To do >>
Search the material for the string "Date", then return every line where it is found.

┄┄┄┄┄┄┄┄┄┄┄┄┄┄┄┄┄┄┄┄

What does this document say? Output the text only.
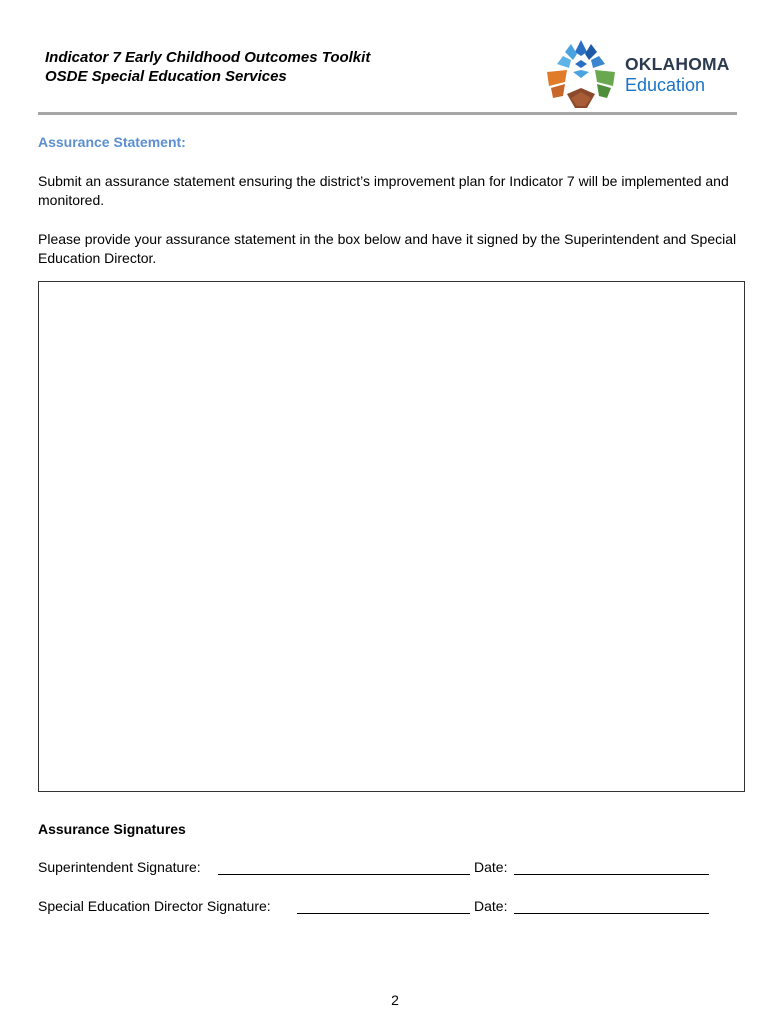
Indicator 7 Early Childhood Outcomes Toolkit
OSDE Special Education Services
OKLAHOMA
Education
Assurance Statement:
Submit an assurance statement ensuring the district’s improvement plan for Indicator 7 will be implemented and monitored.
Please provide your assurance statement in the box below and have it signed by the Superintendent and Special Education Director.
Assurance Signatures
Superintendent Signature:	Date:
Special Education Director Signature:	Date:
2
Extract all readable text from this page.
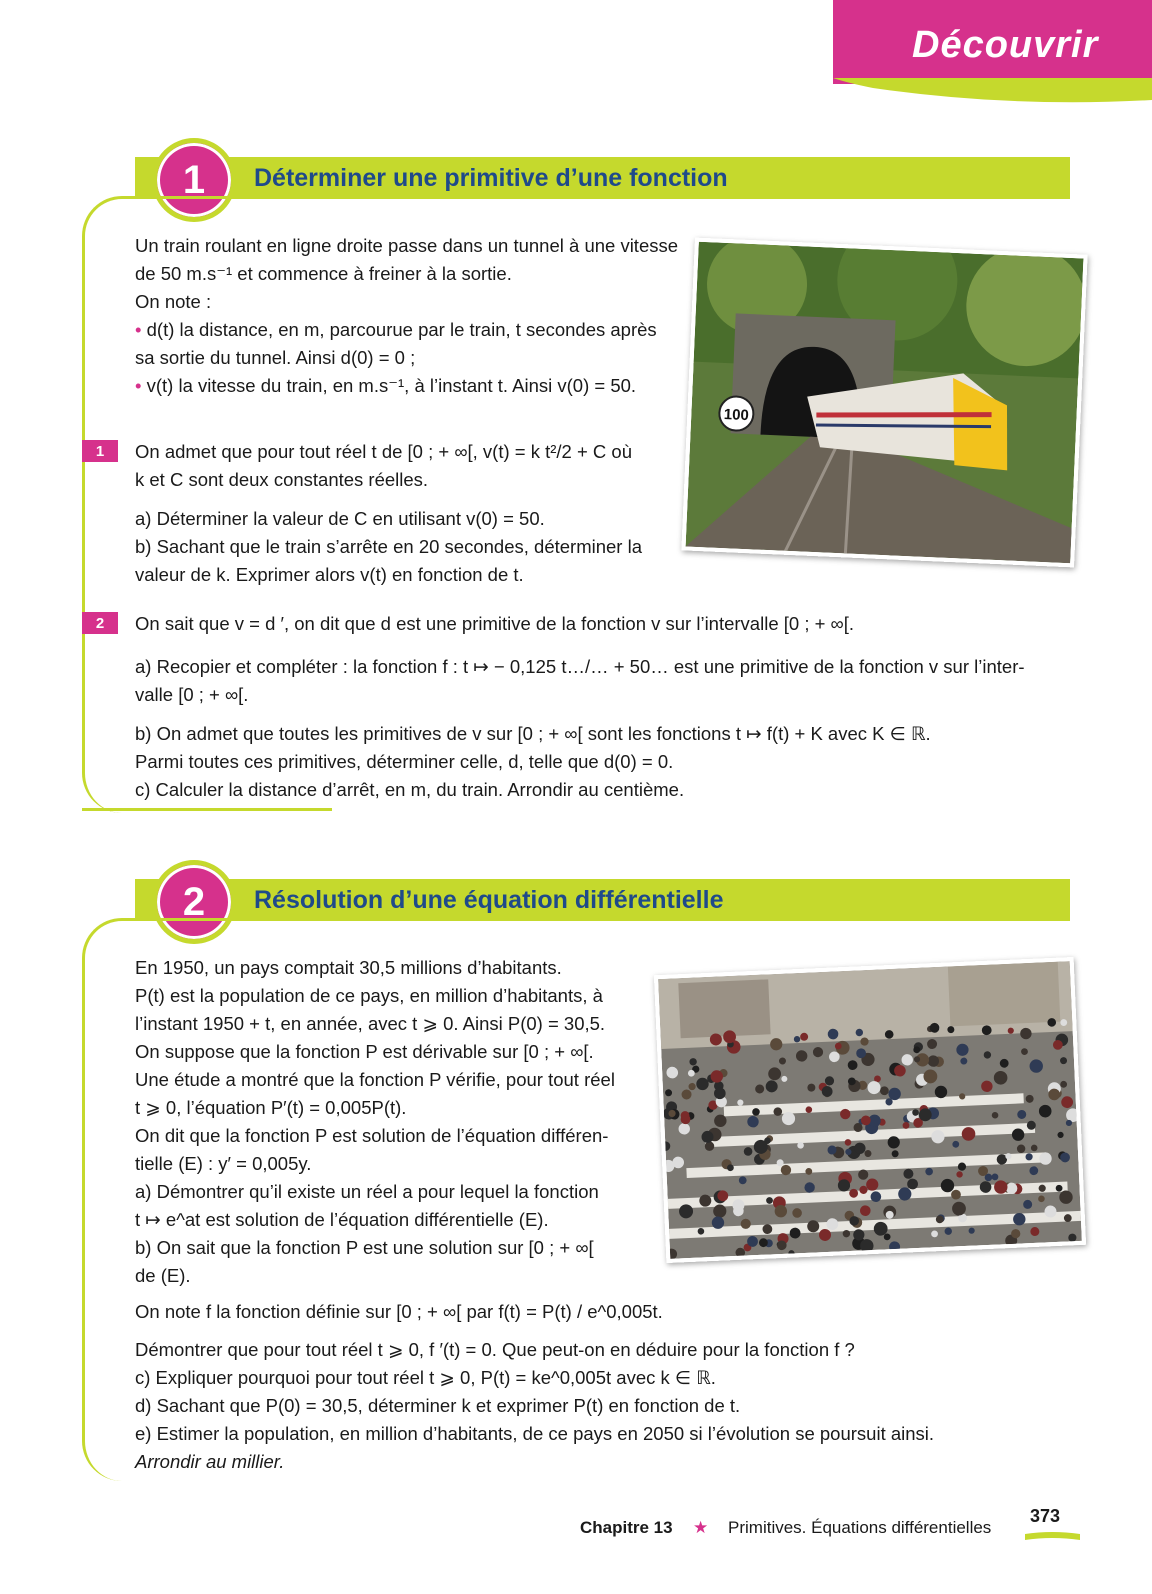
Découvrir
1	Déterminer une primitive d’une fonction
Un train roulant en ligne droite passe dans un tunnel à une vitesse
de 50 m.s⁻¹ et commence à freiner à la sortie.
On note :
• d(t) la distance, en m, parcourue par le train, t secondes après
sa sortie du tunnel. Ainsi d(0) = 0 ;
• v(t) la vitesse du train, en m.s⁻¹, à l’instant t. Ainsi v(0) = 50.
1	On admet que pour tout réel t de [0 ; + ∞[, v(t) = k t²/2 + C où
k et C sont deux constantes réelles.
a) Déterminer la valeur de C en utilisant v(0) = 50.
b) Sachant que le train s’arrête en 20 secondes, déterminer la
valeur de k. Exprimer alors v(t) en fonction de t.
100
2	On sait que v = d ′, on dit que d est une primitive de la fonction v sur l’intervalle [0 ; + ∞[.
a) Recopier et compléter : la fonction f : t ↦ − 0,125 t…/… + 50… est une primitive de la fonction v sur l’inter-
valle [0 ; + ∞[.
b) On admet que toutes les primitives de v sur [0 ; + ∞[ sont les fonctions t ↦ f(t) + K avec K ∈ ℝ.
Parmi toutes ces primitives, déterminer celle, d, telle que d(0) = 0.
c) Calculer la distance d’arrêt, en m, du train. Arrondir au centième.
2	Résolution d’une équation différentielle
En 1950, un pays comptait 30,5 millions d’habitants.
P(t) est la population de ce pays, en million d’habitants, à
l’instant 1950 + t, en année, avec t ⩾ 0. Ainsi P(0) = 30,5.
On suppose que la fonction P est dérivable sur [0 ; + ∞[.
Une étude a montré que la fonction P vérifie, pour tout réel
t ⩾ 0, l’équation P′(t) = 0,005P(t).
On dit que la fonction P est solution de l’équation différen-
tielle (E) : y′ = 0,005y.
a) Démontrer qu’il existe un réel a pour lequel la fonction
t ↦ e^at est solution de l’équation différentielle (E).
b) On sait que la fonction P est une solution sur [0 ; + ∞[
de (E).
On note f la fonction définie sur [0 ; + ∞[ par f(t) = P(t) / e^0,005t.
Démontrer que pour tout réel t ⩾ 0, f ′(t) = 0. Que peut-on en déduire pour la fonction f ?
c) Expliquer pourquoi pour tout réel t ⩾ 0, P(t) = ke^0,005t avec k ∈ ℝ.
d) Sachant que P(0) = 30,5, déterminer k et exprimer P(t) en fonction de t.
e) Estimer la population, en million d’habitants, de ce pays en 2050 si l’évolution se poursuit ainsi.
Arrondir au millier.
Chapitre 13 ★ Primitives. Équations différentielles
373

┄┄┄┄┄┄┄┄┄┄┄┄┄┄┄┄┄┄┄┄

Result for this exercise >>
Superintendent Signature:	Date:
Special Education Director Signature:	Date:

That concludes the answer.